■ **DATASET ROWS**

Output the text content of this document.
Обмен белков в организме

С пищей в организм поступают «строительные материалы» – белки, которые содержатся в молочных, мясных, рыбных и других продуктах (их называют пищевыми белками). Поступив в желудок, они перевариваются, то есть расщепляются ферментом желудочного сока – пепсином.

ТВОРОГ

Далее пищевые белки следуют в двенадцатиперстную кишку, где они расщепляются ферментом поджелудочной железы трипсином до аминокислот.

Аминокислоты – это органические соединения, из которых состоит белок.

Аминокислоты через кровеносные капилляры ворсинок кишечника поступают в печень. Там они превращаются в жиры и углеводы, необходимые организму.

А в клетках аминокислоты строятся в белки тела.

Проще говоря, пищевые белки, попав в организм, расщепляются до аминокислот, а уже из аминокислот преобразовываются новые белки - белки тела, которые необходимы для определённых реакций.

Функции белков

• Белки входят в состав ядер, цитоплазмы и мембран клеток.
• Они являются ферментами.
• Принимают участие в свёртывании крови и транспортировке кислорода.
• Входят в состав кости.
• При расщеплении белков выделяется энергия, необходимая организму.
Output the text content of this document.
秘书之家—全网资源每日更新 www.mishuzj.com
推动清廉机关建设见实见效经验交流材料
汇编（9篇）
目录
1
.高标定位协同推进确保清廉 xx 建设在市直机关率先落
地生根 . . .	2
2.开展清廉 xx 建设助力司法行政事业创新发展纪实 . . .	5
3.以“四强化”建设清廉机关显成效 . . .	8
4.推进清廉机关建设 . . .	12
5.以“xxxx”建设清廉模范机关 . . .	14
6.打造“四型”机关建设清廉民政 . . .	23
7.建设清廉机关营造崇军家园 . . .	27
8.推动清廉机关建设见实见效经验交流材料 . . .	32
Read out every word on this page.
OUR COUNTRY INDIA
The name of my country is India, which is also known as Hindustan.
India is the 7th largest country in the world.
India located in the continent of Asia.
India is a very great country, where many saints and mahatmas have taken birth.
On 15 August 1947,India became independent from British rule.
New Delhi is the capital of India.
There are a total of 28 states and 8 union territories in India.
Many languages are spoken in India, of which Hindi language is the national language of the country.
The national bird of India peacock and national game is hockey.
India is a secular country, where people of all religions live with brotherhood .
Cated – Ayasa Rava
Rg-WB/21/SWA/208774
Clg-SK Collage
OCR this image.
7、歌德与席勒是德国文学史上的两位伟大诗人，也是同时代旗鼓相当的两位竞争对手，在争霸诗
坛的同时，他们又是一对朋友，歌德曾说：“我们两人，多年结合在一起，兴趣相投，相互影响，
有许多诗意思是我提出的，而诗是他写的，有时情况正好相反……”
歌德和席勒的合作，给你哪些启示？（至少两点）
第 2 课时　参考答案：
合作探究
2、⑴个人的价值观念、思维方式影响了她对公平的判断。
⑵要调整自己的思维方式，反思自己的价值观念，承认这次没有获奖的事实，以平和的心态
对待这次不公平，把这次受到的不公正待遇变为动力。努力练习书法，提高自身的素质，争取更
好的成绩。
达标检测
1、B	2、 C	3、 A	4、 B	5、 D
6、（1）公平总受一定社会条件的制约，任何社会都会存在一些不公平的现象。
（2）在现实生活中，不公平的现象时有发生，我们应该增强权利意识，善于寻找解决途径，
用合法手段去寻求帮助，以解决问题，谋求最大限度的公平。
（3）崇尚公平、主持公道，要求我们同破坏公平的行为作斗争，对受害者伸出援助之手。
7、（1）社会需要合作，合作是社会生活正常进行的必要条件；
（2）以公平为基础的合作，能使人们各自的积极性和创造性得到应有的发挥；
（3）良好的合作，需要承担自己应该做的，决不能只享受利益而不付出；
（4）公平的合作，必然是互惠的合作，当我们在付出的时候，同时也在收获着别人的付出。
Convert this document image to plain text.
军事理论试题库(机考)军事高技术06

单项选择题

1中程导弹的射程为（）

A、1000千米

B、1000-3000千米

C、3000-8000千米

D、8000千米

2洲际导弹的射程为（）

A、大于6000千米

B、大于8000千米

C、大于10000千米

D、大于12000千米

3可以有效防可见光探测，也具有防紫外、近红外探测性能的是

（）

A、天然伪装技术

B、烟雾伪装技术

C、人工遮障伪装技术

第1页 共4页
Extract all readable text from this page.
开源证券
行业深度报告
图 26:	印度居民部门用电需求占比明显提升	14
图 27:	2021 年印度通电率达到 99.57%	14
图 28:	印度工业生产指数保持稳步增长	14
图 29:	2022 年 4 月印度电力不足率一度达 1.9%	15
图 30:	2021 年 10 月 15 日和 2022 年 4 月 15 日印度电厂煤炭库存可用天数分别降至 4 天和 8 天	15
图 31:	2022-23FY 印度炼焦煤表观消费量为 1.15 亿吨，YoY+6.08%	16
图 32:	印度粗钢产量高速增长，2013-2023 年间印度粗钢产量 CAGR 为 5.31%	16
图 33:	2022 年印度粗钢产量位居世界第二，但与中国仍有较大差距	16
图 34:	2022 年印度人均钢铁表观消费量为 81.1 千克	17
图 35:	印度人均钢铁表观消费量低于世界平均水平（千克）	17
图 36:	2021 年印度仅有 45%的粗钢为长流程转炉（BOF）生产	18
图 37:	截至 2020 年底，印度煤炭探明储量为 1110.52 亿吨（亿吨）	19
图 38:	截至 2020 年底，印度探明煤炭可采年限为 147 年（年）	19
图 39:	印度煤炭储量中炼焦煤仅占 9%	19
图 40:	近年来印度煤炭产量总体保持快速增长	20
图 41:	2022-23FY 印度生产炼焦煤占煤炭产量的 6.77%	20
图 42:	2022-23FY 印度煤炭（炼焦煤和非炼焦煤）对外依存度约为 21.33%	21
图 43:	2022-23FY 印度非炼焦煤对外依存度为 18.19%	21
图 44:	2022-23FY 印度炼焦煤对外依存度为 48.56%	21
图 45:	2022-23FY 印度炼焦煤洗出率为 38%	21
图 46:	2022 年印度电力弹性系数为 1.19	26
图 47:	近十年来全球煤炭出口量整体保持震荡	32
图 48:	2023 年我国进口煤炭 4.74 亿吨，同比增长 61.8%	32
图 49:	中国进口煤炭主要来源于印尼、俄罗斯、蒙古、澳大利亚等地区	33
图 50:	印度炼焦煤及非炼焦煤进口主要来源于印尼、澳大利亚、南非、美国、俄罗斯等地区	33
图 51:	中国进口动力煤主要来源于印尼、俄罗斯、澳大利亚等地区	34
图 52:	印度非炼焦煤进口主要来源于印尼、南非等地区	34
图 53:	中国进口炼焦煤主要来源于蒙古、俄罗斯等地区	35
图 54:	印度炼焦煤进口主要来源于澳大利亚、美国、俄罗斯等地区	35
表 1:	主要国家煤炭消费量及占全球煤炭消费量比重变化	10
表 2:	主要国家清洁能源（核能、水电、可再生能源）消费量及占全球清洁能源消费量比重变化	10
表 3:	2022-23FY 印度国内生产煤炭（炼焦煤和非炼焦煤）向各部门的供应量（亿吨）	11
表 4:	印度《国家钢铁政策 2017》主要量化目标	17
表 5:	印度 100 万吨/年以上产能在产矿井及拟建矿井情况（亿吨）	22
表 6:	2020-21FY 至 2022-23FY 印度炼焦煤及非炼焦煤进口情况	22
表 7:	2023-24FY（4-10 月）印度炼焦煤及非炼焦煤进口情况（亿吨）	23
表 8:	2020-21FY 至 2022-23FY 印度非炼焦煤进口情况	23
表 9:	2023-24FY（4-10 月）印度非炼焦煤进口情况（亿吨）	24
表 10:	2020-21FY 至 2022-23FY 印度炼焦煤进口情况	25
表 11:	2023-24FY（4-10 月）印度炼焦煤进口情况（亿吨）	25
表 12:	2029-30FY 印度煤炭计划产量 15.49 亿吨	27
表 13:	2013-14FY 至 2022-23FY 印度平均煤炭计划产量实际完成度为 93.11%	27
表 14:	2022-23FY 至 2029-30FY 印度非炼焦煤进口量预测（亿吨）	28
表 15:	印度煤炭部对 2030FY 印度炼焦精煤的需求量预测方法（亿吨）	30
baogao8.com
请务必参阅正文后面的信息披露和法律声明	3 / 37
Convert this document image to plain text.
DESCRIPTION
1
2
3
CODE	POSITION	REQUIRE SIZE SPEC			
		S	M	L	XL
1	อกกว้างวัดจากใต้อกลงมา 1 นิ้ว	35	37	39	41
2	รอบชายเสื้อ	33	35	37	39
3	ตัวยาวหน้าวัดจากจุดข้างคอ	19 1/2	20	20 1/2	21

■ **EXERCISE DIRECTIONS**
Collect each line containing the string "поступают".

■ **RIGHT ANSWER**
С пищей в организм поступают «строительные материалы» – белки, которые содержатся в молочных, мясных, рыбных и других продуктах (их называют пищевыми белками). Поступив в желудок, они перевариваются, то есть расщепляются ферментом желудочного сока – пепсином.
Аминокислоты через кровеносные капилляры ворсинок кишечника поступают в печень. Там они превращаются в жиры и углеводы, необходимые организму.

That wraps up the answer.